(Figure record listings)
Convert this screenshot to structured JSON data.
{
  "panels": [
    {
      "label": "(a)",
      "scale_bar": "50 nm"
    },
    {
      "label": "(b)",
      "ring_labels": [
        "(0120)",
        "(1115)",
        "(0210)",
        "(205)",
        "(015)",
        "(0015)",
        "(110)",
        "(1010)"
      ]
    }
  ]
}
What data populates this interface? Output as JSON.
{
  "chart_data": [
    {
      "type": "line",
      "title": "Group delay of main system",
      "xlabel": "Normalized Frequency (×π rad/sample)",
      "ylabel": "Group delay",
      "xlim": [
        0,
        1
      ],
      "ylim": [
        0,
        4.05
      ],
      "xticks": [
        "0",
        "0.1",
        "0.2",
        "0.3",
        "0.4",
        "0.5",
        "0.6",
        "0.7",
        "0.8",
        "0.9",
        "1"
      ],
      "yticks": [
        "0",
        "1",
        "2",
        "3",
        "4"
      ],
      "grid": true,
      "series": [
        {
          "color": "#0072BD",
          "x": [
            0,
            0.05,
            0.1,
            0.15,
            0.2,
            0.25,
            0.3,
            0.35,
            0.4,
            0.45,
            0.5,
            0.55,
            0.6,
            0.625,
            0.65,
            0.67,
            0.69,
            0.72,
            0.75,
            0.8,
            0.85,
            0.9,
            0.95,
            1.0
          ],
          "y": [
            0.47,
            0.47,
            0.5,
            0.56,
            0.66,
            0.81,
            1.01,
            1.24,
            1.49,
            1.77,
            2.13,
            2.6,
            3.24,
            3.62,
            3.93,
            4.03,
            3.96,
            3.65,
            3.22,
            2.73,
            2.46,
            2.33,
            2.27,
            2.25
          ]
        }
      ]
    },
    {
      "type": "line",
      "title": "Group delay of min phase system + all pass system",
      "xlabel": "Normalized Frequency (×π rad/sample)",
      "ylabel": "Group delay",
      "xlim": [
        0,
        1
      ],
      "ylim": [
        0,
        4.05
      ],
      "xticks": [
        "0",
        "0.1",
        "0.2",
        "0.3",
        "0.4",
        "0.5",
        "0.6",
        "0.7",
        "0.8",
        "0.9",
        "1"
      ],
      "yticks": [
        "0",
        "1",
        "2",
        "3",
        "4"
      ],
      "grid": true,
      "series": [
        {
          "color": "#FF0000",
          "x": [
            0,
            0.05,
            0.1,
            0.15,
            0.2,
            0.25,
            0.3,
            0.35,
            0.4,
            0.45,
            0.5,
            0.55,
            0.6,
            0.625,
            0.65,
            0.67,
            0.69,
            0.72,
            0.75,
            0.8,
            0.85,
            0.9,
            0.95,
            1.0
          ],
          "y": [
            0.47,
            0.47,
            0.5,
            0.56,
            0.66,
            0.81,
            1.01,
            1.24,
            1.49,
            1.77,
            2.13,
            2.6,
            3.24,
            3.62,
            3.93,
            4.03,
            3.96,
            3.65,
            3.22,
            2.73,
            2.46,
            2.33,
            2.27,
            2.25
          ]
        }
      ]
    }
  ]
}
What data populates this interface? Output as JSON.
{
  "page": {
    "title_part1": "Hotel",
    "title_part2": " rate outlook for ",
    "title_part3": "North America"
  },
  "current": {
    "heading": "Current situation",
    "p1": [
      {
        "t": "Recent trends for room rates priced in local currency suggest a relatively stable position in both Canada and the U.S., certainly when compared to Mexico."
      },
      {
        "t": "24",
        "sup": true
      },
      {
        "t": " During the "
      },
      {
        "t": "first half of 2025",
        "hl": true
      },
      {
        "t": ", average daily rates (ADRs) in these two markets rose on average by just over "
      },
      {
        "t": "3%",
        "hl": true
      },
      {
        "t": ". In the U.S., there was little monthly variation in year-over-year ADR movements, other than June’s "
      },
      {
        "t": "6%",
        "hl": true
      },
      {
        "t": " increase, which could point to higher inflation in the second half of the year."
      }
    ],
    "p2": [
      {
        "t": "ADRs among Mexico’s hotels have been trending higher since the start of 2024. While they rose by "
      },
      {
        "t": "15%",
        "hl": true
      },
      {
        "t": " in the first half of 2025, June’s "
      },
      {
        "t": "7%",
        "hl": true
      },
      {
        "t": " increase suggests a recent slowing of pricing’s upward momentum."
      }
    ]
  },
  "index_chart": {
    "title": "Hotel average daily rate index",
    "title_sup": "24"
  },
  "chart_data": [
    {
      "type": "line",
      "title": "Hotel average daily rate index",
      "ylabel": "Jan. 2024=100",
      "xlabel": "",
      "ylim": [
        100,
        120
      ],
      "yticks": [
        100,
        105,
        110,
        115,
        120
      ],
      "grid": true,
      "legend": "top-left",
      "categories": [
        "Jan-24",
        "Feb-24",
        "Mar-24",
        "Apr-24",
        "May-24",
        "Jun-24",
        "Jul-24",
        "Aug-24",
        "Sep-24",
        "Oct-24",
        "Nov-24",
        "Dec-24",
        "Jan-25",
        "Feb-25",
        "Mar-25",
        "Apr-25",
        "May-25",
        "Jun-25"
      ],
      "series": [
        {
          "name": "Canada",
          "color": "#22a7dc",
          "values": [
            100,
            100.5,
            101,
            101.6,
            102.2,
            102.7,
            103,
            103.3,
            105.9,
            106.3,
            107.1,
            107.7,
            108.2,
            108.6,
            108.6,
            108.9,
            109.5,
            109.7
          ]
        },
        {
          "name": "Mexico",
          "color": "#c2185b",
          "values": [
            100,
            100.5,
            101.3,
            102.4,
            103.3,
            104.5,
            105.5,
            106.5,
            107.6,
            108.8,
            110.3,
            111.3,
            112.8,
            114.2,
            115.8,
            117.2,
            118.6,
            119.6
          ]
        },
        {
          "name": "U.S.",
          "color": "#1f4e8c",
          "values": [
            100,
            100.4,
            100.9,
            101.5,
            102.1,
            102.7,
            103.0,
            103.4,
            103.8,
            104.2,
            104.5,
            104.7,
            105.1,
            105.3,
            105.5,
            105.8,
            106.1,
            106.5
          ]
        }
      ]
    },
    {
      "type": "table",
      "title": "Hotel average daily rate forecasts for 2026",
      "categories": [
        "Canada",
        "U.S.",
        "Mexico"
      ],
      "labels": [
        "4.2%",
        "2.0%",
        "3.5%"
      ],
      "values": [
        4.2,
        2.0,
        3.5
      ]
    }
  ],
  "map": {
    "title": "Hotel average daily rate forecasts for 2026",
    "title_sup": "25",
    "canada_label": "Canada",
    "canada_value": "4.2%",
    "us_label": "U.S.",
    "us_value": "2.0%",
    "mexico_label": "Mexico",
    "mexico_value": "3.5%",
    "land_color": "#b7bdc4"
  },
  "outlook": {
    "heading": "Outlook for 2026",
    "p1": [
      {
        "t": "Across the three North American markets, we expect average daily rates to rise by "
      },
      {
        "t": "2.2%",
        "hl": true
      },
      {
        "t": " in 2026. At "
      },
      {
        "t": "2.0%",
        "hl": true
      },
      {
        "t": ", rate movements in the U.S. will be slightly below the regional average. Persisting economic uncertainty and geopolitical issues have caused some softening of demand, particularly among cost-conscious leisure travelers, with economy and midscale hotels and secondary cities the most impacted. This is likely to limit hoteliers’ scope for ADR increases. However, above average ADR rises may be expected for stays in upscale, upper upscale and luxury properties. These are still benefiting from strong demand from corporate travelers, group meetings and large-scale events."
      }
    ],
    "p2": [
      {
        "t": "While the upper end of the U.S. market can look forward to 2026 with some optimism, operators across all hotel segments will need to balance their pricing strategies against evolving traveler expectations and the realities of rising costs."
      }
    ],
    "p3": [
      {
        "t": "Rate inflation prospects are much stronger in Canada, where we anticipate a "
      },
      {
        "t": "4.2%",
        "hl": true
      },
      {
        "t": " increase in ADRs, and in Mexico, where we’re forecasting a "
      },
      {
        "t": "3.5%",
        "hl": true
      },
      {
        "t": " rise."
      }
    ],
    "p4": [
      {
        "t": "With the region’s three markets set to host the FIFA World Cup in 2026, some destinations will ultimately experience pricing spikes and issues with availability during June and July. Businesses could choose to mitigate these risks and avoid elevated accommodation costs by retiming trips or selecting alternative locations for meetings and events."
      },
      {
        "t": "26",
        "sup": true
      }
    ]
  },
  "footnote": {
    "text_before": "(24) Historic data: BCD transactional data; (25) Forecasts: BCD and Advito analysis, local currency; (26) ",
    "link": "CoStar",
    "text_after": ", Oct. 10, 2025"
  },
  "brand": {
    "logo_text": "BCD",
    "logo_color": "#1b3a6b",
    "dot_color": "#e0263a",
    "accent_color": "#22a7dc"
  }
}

Goal
Find the string "three" in the entries above and return each line that holds it.

Output
        "t": "Across the three North American markets, we expect average daily rates to rise by "
        "t": "With the region’s three markets set to host the FIFA World Cup in 2026, some destinations will ultimately experience pricing spikes and issues with availability during June and July. Businesses could choose to mitigate these risks and avoid elevated accommodation costs by retiming trips or selecting alternative locations for meetings and events."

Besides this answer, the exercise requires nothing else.